* Structured figure records:
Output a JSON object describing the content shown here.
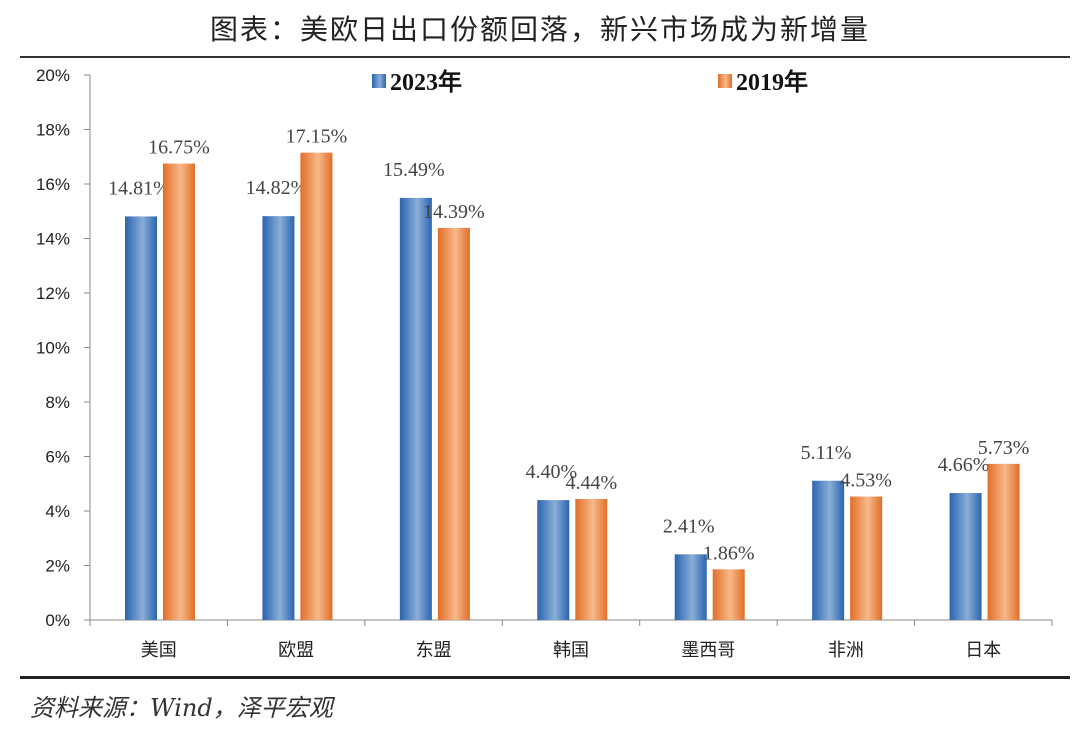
{
  "title": "图表：美欧日出口份额回落，新兴市场成为新增量",
  "source": "资料来源：Wind，泽平宏观",
  "colors": {
    "2023": "#3a78c2",
    "2019": "#ec8a45"
  },
  "chart_data": {
    "type": "bar",
    "title": "图表：美欧日出口份额回落，新兴市场成为新增量",
    "categories": [
      "美国",
      "欧盟",
      "东盟",
      "韩国",
      "墨西哥",
      "非洲",
      "日本"
    ],
    "series": [
      {
        "name": "2023年",
        "values": [
          14.81,
          14.82,
          15.49,
          4.4,
          2.41,
          5.11,
          4.66
        ],
        "labels": [
          "14.81%",
          "14.82%",
          "15.49%",
          "4.40%",
          "2.41%",
          "5.11%",
          "4.66%"
        ]
      },
      {
        "name": "2019年",
        "values": [
          16.75,
          17.15,
          14.39,
          4.44,
          1.86,
          4.53,
          5.73
        ],
        "labels": [
          "16.75%",
          "17.15%",
          "14.39%",
          "4.44%",
          "1.86%",
          "4.53%",
          "5.73%"
        ]
      }
    ],
    "yticks": [
      "0%",
      "2%",
      "4%",
      "6%",
      "8%",
      "10%",
      "12%",
      "14%",
      "16%",
      "18%",
      "20%"
    ],
    "ylim": [
      0,
      20
    ],
    "yunit": "%",
    "grid": false,
    "legend": "top"
  }
}
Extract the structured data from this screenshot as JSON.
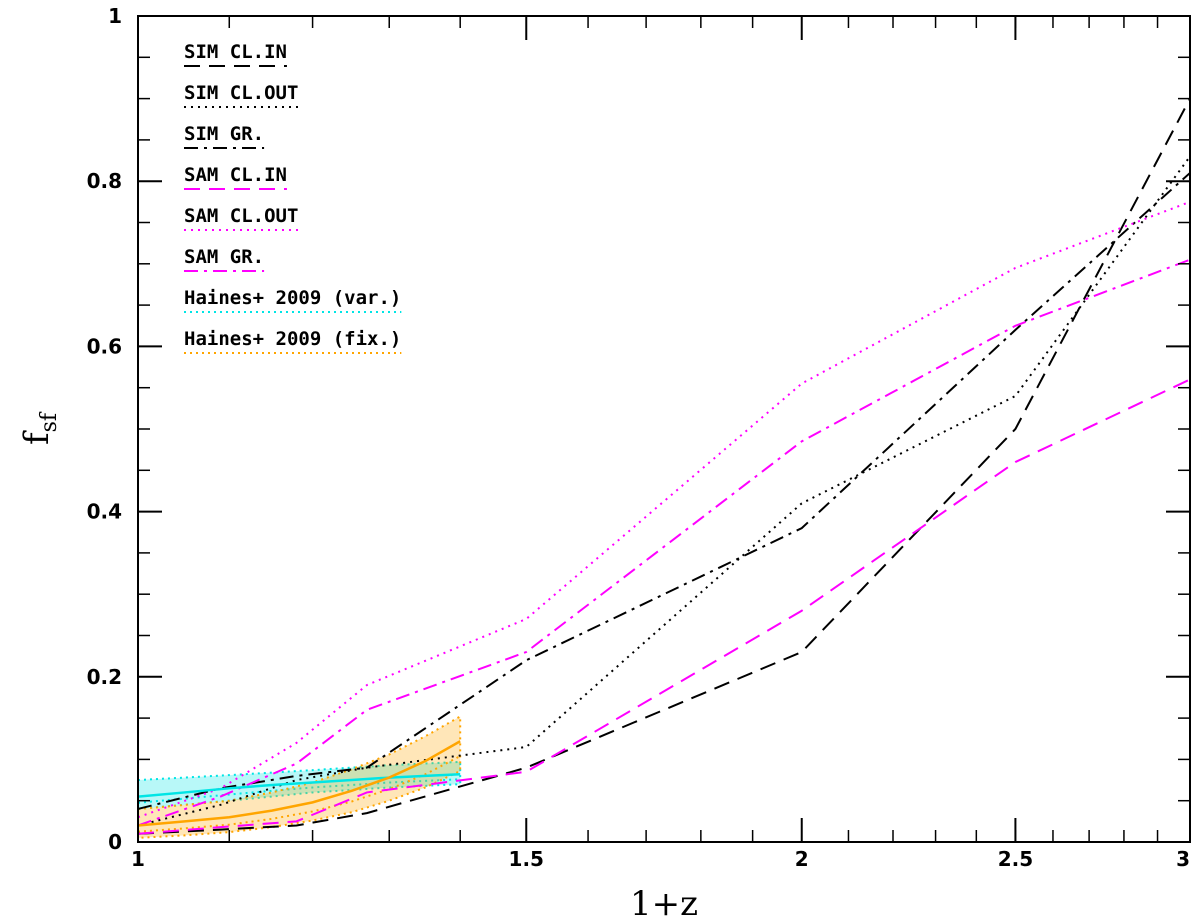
{
  "chart_data": {
    "type": "line",
    "xlabel": "1+z",
    "ylabel": "f_sf",
    "xscale": "log",
    "xlim": [
      1,
      3
    ],
    "ylim": [
      0,
      1
    ],
    "grid": false,
    "legend_position": "top-left",
    "x_ticks": [
      {
        "value": 1,
        "label": "1"
      },
      {
        "value": 1.5,
        "label": "1.5"
      },
      {
        "value": 2,
        "label": "2"
      },
      {
        "value": 2.5,
        "label": "2.5"
      },
      {
        "value": 3,
        "label": "3"
      }
    ],
    "y_ticks": [
      {
        "value": 0,
        "label": "0"
      },
      {
        "value": 0.2,
        "label": "0.2"
      },
      {
        "value": 0.4,
        "label": "0.4"
      },
      {
        "value": 0.6,
        "label": "0.6"
      },
      {
        "value": 0.8,
        "label": "0.8"
      },
      {
        "value": 1,
        "label": "1"
      }
    ],
    "series": [
      {
        "name": "SIM CL.IN",
        "color": "#000000",
        "style": "dashed",
        "x": [
          1.0,
          1.09,
          1.18,
          1.27,
          1.5,
          2.0,
          2.5,
          3.0
        ],
        "y": [
          0.01,
          0.015,
          0.02,
          0.035,
          0.09,
          0.23,
          0.5,
          0.9
        ]
      },
      {
        "name": "SIM CL.OUT",
        "color": "#000000",
        "style": "dotted",
        "x": [
          1.0,
          1.09,
          1.18,
          1.27,
          1.5,
          2.0,
          2.5,
          3.0
        ],
        "y": [
          0.02,
          0.045,
          0.075,
          0.09,
          0.115,
          0.41,
          0.54,
          0.83
        ]
      },
      {
        "name": "SIM GR.",
        "color": "#000000",
        "style": "dashdot",
        "x": [
          1.0,
          1.09,
          1.18,
          1.27,
          1.5,
          2.0,
          2.5,
          3.0
        ],
        "y": [
          0.04,
          0.065,
          0.08,
          0.09,
          0.22,
          0.38,
          0.62,
          0.81
        ]
      },
      {
        "name": "SAM CL.IN",
        "color": "#ff00ff",
        "style": "dashed",
        "x": [
          1.0,
          1.09,
          1.18,
          1.27,
          1.5,
          2.0,
          2.5,
          3.0
        ],
        "y": [
          0.01,
          0.018,
          0.025,
          0.06,
          0.085,
          0.28,
          0.46,
          0.56
        ]
      },
      {
        "name": "SAM CL.OUT",
        "color": "#ff00ff",
        "style": "dotted",
        "x": [
          1.0,
          1.09,
          1.18,
          1.27,
          1.5,
          2.0,
          2.5,
          3.0
        ],
        "y": [
          0.03,
          0.065,
          0.12,
          0.19,
          0.27,
          0.555,
          0.695,
          0.775
        ]
      },
      {
        "name": "SAM GR.",
        "color": "#ff00ff",
        "style": "dashdot",
        "x": [
          1.0,
          1.09,
          1.18,
          1.27,
          1.5,
          2.0,
          2.5,
          3.0
        ],
        "y": [
          0.02,
          0.055,
          0.095,
          0.16,
          0.23,
          0.485,
          0.625,
          0.705
        ]
      },
      {
        "name": "Haines+ 2009 (var.)",
        "color": "#00e5e5",
        "style": "solid",
        "band": true,
        "band_color": "#00e5e5",
        "x": [
          1.0,
          1.05,
          1.1,
          1.15,
          1.2,
          1.25,
          1.3,
          1.35,
          1.4
        ],
        "y": [
          0.055,
          0.06,
          0.065,
          0.069,
          0.072,
          0.075,
          0.078,
          0.08,
          0.082
        ],
        "y_low": [
          0.04,
          0.045,
          0.05,
          0.055,
          0.06,
          0.063,
          0.066,
          0.068,
          0.07
        ],
        "y_high": [
          0.075,
          0.078,
          0.081,
          0.084,
          0.087,
          0.09,
          0.093,
          0.095,
          0.097
        ]
      },
      {
        "name": "Haines+ 2009 (fix.)",
        "color": "#ffa500",
        "style": "solid",
        "band": true,
        "band_color": "#ffa500",
        "x": [
          1.0,
          1.05,
          1.1,
          1.15,
          1.2,
          1.25,
          1.3,
          1.35,
          1.4
        ],
        "y": [
          0.02,
          0.025,
          0.03,
          0.038,
          0.048,
          0.062,
          0.078,
          0.098,
          0.122
        ],
        "y_low": [
          0.005,
          0.008,
          0.012,
          0.018,
          0.026,
          0.036,
          0.05,
          0.066,
          0.086
        ],
        "y_high": [
          0.04,
          0.045,
          0.05,
          0.06,
          0.072,
          0.088,
          0.106,
          0.128,
          0.152
        ]
      }
    ]
  }
}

* SET TASK: Omit every picture, then reproduce the rest of the listing exactly.

* RESULT OF THE EXERCISE:
Output a JSON object describing the content shown here.
{
  "title": "图表：美欧日出口份额回落，新兴市场成为新增量",
  "source": "资料来源：Wind，泽平宏观",
  "colors": {
    "2023": "#3a78c2",
    "2019": "#ec8a45"
  },
  "chart_data": {
    "type": "bar",
    "title": "图表：美欧日出口份额回落，新兴市场成为新增量",
    "categories": [
      "美国",
      "欧盟",
      "东盟",
      "韩国",
      "墨西哥",
      "非洲",
      "日本"
    ],
    "series": [
      {
        "name": "2023年",
        "values": [
          14.81,
          14.82,
          15.49,
          4.4,
          2.41,
          5.11,
          4.66
        ],
        "labels": [
          "14.81%",
          "14.82%",
          "15.49%",
          "4.40%",
          "2.41%",
          "5.11%",
          "4.66%"
        ]
      },
      {
        "name": "2019年",
        "values": [
          16.75,
          17.15,
          14.39,
          4.44,
          1.86,
          4.53,
          5.73
        ],
        "labels": [
          "16.75%",
          "17.15%",
          "14.39%",
          "4.44%",
          "1.86%",
          "4.53%",
          "5.73%"
        ]
      }
    ],
    "yticks": [
      "0%",
      "2%",
      "4%",
      "6%",
      "8%",
      "10%",
      "12%",
      "14%",
      "16%",
      "18%",
      "20%"
    ],
    "ylim": [
      0,
      20
    ],
    "yunit": "%",
    "grid": false,
    "legend": "top"
  }
}
Extract the structured data from this screenshot as JSON.
{
  "chart_data": {
    "type": "line",
    "xlabel": "1+z",
    "ylabel": "f_sf",
    "xscale": "log",
    "xlim": [
      1,
      3
    ],
    "ylim": [
      0,
      1
    ],
    "grid": false,
    "legend_position": "top-left",
    "x_ticks": [
      {
        "value": 1,
        "label": "1"
      },
      {
        "value": 1.5,
        "label": "1.5"
      },
      {
        "value": 2,
        "label": "2"
      },
      {
        "value": 2.5,
        "label": "2.5"
      },
      {
        "value": 3,
        "label": "3"
      }
    ],
    "y_ticks": [
      {
        "value": 0,
        "label": "0"
      },
      {
        "value": 0.2,
        "label": "0.2"
      },
      {
        "value": 0.4,
        "label": "0.4"
      },
      {
        "value": 0.6,
        "label": "0.6"
      },
      {
        "value": 0.8,
        "label": "0.8"
      },
      {
        "value": 1,
        "label": "1"
      }
    ],
    "series": [
      {
        "name": "SIM CL.IN",
        "color": "#000000",
        "style": "dashed",
        "x": [
          1.0,
          1.09,
          1.18,
          1.27,
          1.5,
          2.0,
          2.5,
          3.0
        ],
        "y": [
          0.01,
          0.015,
          0.02,
          0.035,
          0.09,
          0.23,
          0.5,
          0.9
        ]
      },
      {
        "name": "SIM CL.OUT",
        "color": "#000000",
        "style": "dotted",
        "x": [
          1.0,
          1.09,
          1.18,
          1.27,
          1.5,
          2.0,
          2.5,
          3.0
        ],
        "y": [
          0.02,
          0.045,
          0.075,
          0.09,
          0.115,
          0.41,
          0.54,
          0.83
        ]
      },
      {
        "name": "SIM GR.",
        "color": "#000000",
        "style": "dashdot",
        "x": [
          1.0,
          1.09,
          1.18,
          1.27,
          1.5,
          2.0,
          2.5,
          3.0
        ],
        "y": [
          0.04,
          0.065,
          0.08,
          0.09,
          0.22,
          0.38,
          0.62,
          0.81
        ]
      },
      {
        "name": "SAM CL.IN",
        "color": "#ff00ff",
        "style": "dashed",
        "x": [
          1.0,
          1.09,
          1.18,
          1.27,
          1.5,
          2.0,
          2.5,
          3.0
        ],
        "y": [
          0.01,
          0.018,
          0.025,
          0.06,
          0.085,
          0.28,
          0.46,
          0.56
        ]
      },
      {
        "name": "SAM CL.OUT",
        "color": "#ff00ff",
        "style": "dotted",
        "x": [
          1.0,
          1.09,
          1.18,
          1.27,
          1.5,
          2.0,
          2.5,
          3.0
        ],
        "y": [
          0.03,
          0.065,
          0.12,
          0.19,
          0.27,
          0.555,
          0.695,
          0.775
        ]
      },
      {
        "name": "SAM GR.",
        "color": "#ff00ff",
        "style": "dashdot",
        "x": [
          1.0,
          1.09,
          1.18,
          1.27,
          1.5,
          2.0,
          2.5,
          3.0
        ],
        "y": [
          0.02,
          0.055,
          0.095,
          0.16,
          0.23,
          0.485,
          0.625,
          0.705
        ]
      },
      {
        "name": "Haines+ 2009 (var.)",
        "color": "#00e5e5",
        "style": "solid",
        "band": true,
        "band_color": "#00e5e5",
        "x": [
          1.0,
          1.05,
          1.1,
          1.15,
          1.2,
          1.25,
          1.3,
          1.35,
          1.4
        ],
        "y": [
          0.055,
          0.06,
          0.065,
          0.069,
          0.072,
          0.075,
          0.078,
          0.08,
          0.082
        ],
        "y_low": [
          0.04,
          0.045,
          0.05,
          0.055,
          0.06,
          0.063,
          0.066,
          0.068,
          0.07
        ],
        "y_high": [
          0.075,
          0.078,
          0.081,
          0.084,
          0.087,
          0.09,
          0.093,
          0.095,
          0.097
        ]
      },
      {
        "name": "Haines+ 2009 (fix.)",
        "color": "#ffa500",
        "style": "solid",
        "band": true,
        "band_color": "#ffa500",
        "x": [
          1.0,
          1.05,
          1.1,
          1.15,
          1.2,
          1.25,
          1.3,
          1.35,
          1.4
        ],
        "y": [
          0.02,
          0.025,
          0.03,
          0.038,
          0.048,
          0.062,
          0.078,
          0.098,
          0.122
        ],
        "y_low": [
          0.005,
          0.008,
          0.012,
          0.018,
          0.026,
          0.036,
          0.05,
          0.066,
          0.086
        ],
        "y_high": [
          0.04,
          0.045,
          0.05,
          0.06,
          0.072,
          0.088,
          0.106,
          0.128,
          0.152
        ]
      }
    ]
  }
}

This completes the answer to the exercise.